■ Exercise objective ■
Output the lines of the entries below beginning at the one with "Convert this screenshot" and ending with the last, exactly as written and without pictures.

■ Excerpted records ■

---*---

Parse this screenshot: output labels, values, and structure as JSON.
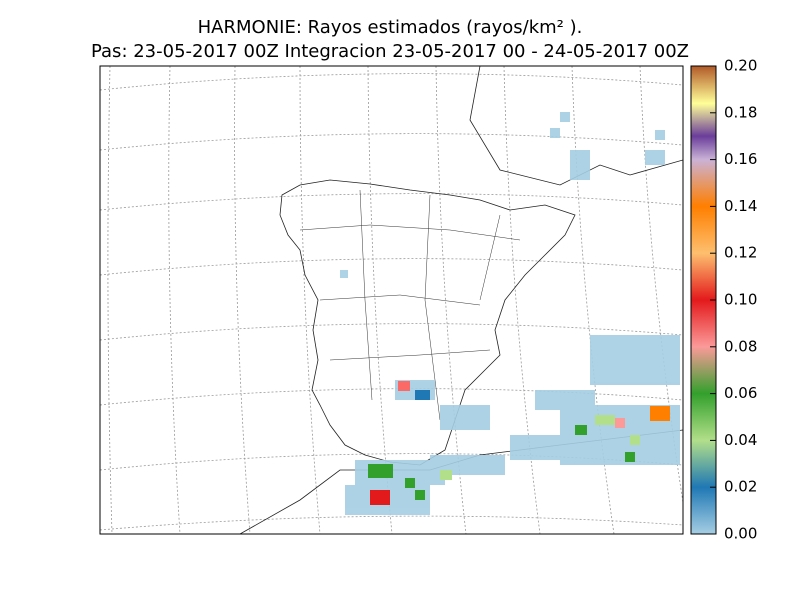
{
  "map": {
    "title": "HARMONIE: Rayos estimados  (rayos/km² ).",
    "subtitle": "Pas: 23-05-2017 00Z Integracion 23-05-2017 00 - 24-05-2017 00Z",
    "colorbar": {
      "lim": [
        0,
        0.2
      ],
      "ticks": [
        {
          "value": 0,
          "label": "0.00"
        },
        {
          "value": 0.02,
          "label": "0.02"
        },
        {
          "value": 0.04,
          "label": "0.04"
        },
        {
          "value": 0.06,
          "label": "0.06"
        },
        {
          "value": 0.08,
          "label": "0.08"
        },
        {
          "value": 0.1,
          "label": "0.10"
        },
        {
          "value": 0.12,
          "label": "0.12"
        },
        {
          "value": 0.14,
          "label": "0.14"
        },
        {
          "value": 0.16,
          "label": "0.16"
        },
        {
          "value": 0.18,
          "label": "0.18"
        },
        {
          "value": 0.2,
          "label": "0.20"
        }
      ]
    }
  }
}
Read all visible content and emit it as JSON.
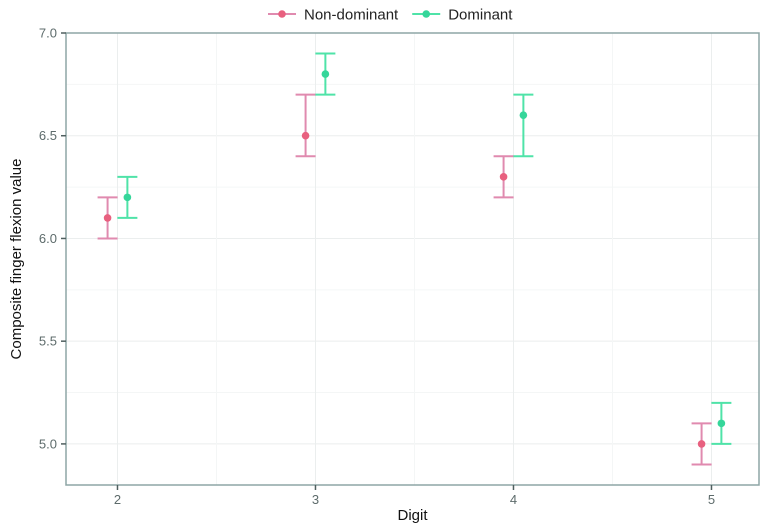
{
  "chart_data": {
    "type": "scatter",
    "title": "",
    "xlabel": "Digit",
    "ylabel": "Composite finger flexion value",
    "categories": [
      "2",
      "3",
      "4",
      "5"
    ],
    "x": [
      2,
      3,
      4,
      5
    ],
    "xlim": [
      1.74,
      5.24
    ],
    "ylim": [
      4.8,
      7.0
    ],
    "yticks": [
      "5.0",
      "5.5",
      "6.0",
      "6.5",
      "7.0"
    ],
    "ytick_values": [
      5.0,
      5.5,
      6.0,
      6.5,
      7.0
    ],
    "grid": true,
    "legend_position": "top",
    "series": [
      {
        "name": "Non-dominant",
        "color": "#e8607f",
        "bar_color": "#e08aaf",
        "values": [
          6.1,
          6.5,
          6.3,
          5.0
        ],
        "lower": [
          6.0,
          6.4,
          6.2,
          4.9
        ],
        "upper": [
          6.2,
          6.7,
          6.4,
          5.1
        ]
      },
      {
        "name": "Dominant",
        "color": "#35d69a",
        "bar_color": "#4fe3a8",
        "values": [
          6.2,
          6.8,
          6.6,
          5.1
        ],
        "lower": [
          6.1,
          6.7,
          6.4,
          5.0
        ],
        "upper": [
          6.3,
          6.9,
          6.7,
          5.2
        ]
      }
    ]
  }
}
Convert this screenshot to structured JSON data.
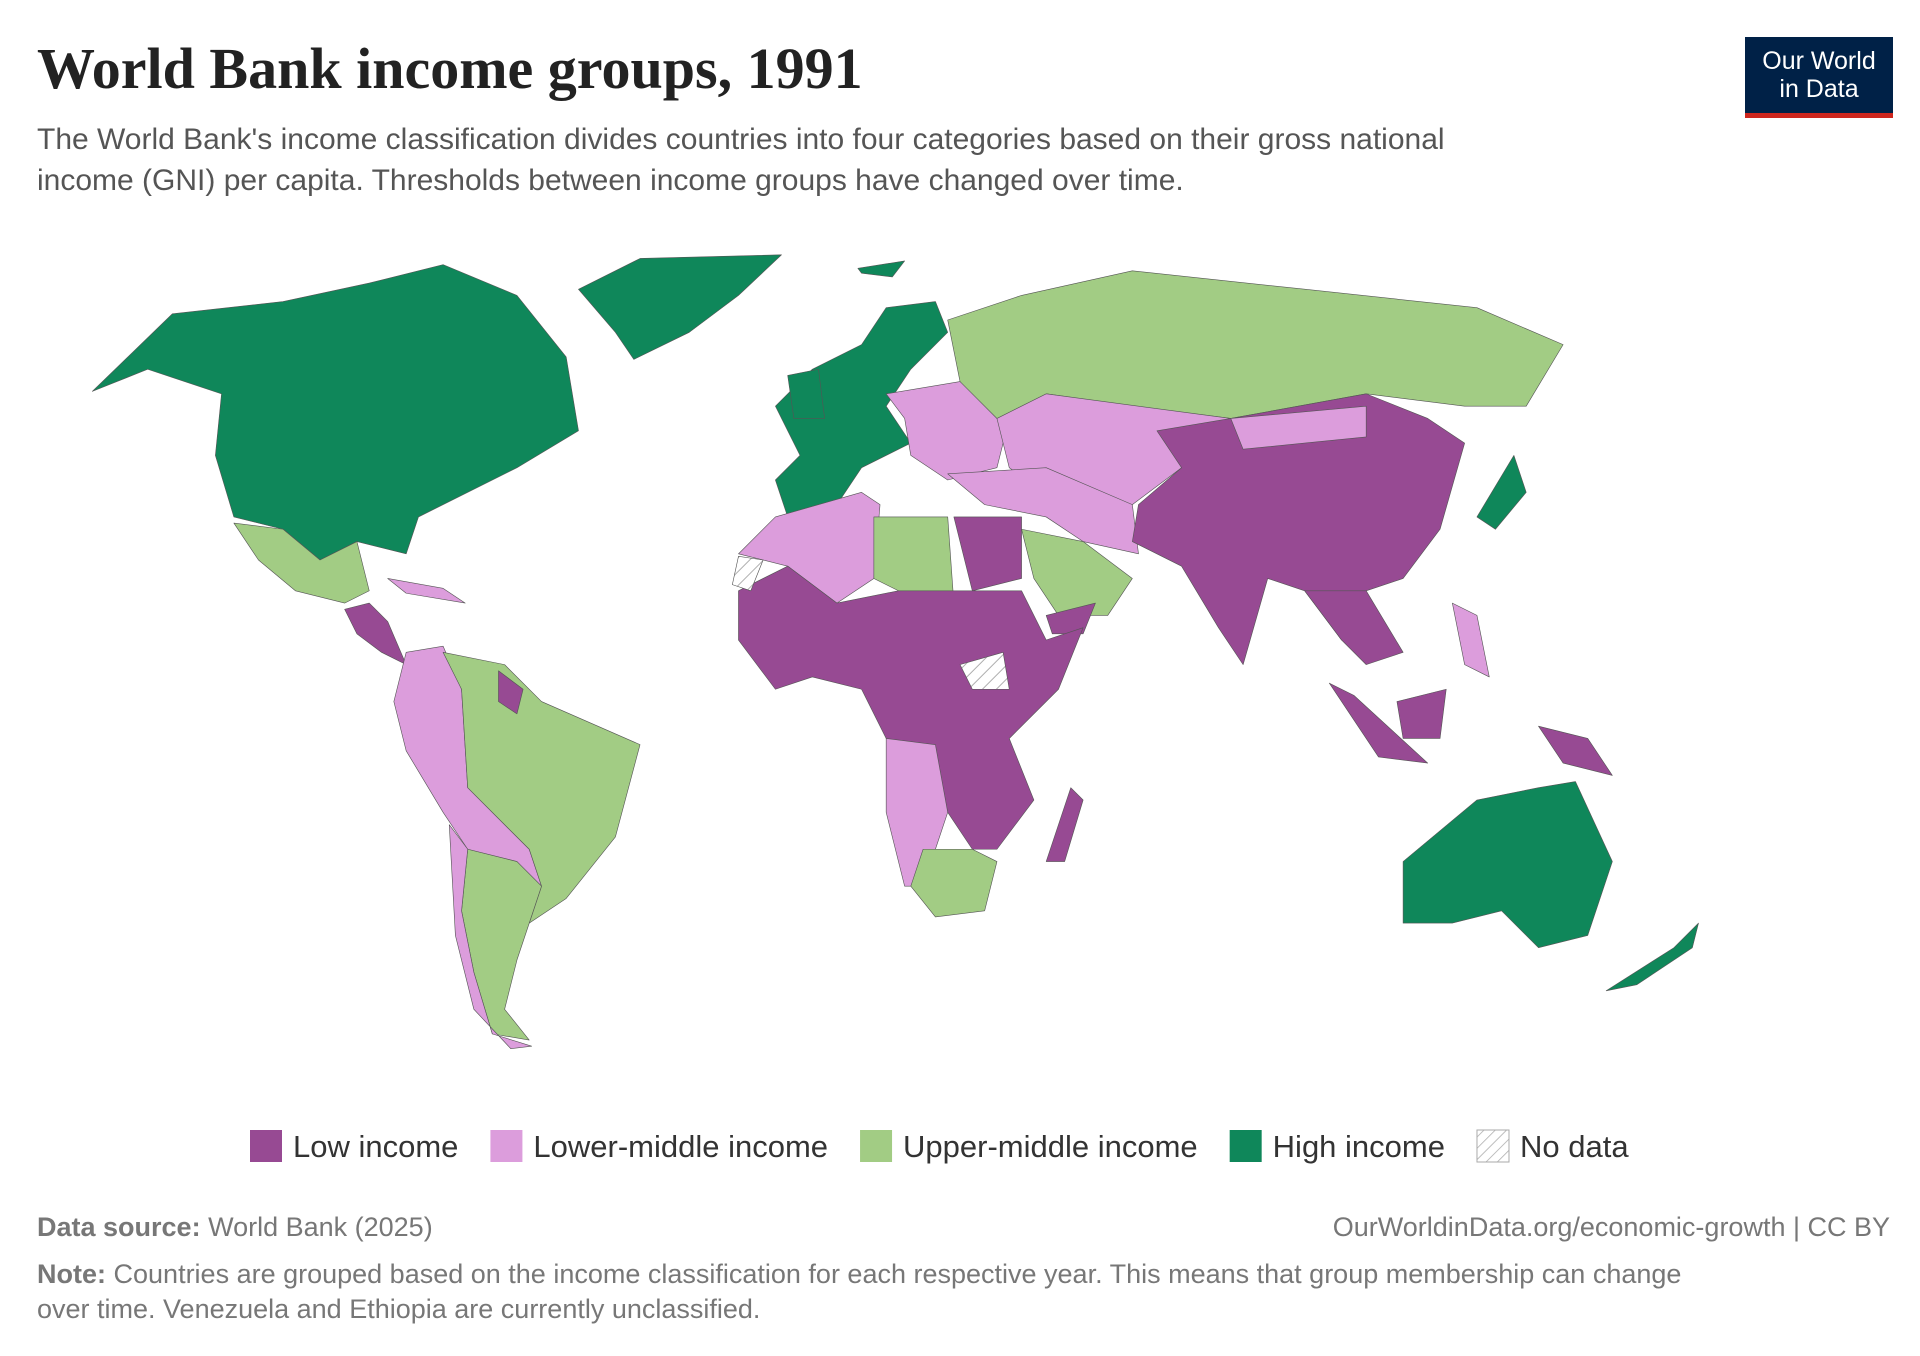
{
  "header": {
    "title": "World Bank income groups, 1991",
    "subtitle": [
      "The World Bank's income classification divides countries into four categories based on their gross national",
      "income (GNI) per capita. Thresholds between income groups have changed over time."
    ],
    "logo": [
      "Our World",
      "in Data"
    ]
  },
  "legend": [
    {
      "name": "Low income",
      "color": "#974a93"
    },
    {
      "name": "Lower-middle income",
      "color": "#dc9ddc"
    },
    {
      "name": "Upper-middle income",
      "color": "#a2cc84"
    },
    {
      "name": "High income",
      "color": "#0f875a"
    },
    {
      "name": "No data",
      "color": "#ffffff",
      "pattern": "hatch"
    }
  ],
  "footer": {
    "source_label": "Data source:",
    "source": "World Bank (2025)",
    "url": "OurWorldinData.org/economic-growth | CC BY",
    "note_label": "Note:",
    "note": [
      "Countries are grouped based on the income classification for each respective year. This means that group membership can change",
      "over time. Venezuela and Ethiopia are currently unclassified."
    ]
  }
}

---*---

■ Written answer ■
Convert this screenshot to structured JSON data.
{
  "header": {
    "title": "World Bank income groups, 1991",
    "subtitle": [
      "The World Bank's income classification divides countries into four categories based on their gross national",
      "income (GNI) per capita. Thresholds between income groups have changed over time."
    ],
    "logo": [
      "Our World",
      "in Data"
    ]
  },
  "legend": [
    {
      "name": "Low income",
      "color": "#974a93"
    },
    {
      "name": "Lower-middle income",
      "color": "#dc9ddc"
    },
    {
      "name": "Upper-middle income",
      "color": "#a2cc84"
    },
    {
      "name": "High income",
      "color": "#0f875a"
    },
    {
      "name": "No data",
      "color": "#ffffff",
      "pattern": "hatch"
    }
  ],
  "footer": {
    "source_label": "Data source:",
    "source": "World Bank (2025)",
    "url": "OurWorldinData.org/economic-growth | CC BY",
    "note_label": "Note:",
    "note": [
      "Countries are grouped based on the income classification for each respective year. This means that group membership can change",
      "over time. Venezuela and Ethiopia are currently unclassified."
    ]
  }
}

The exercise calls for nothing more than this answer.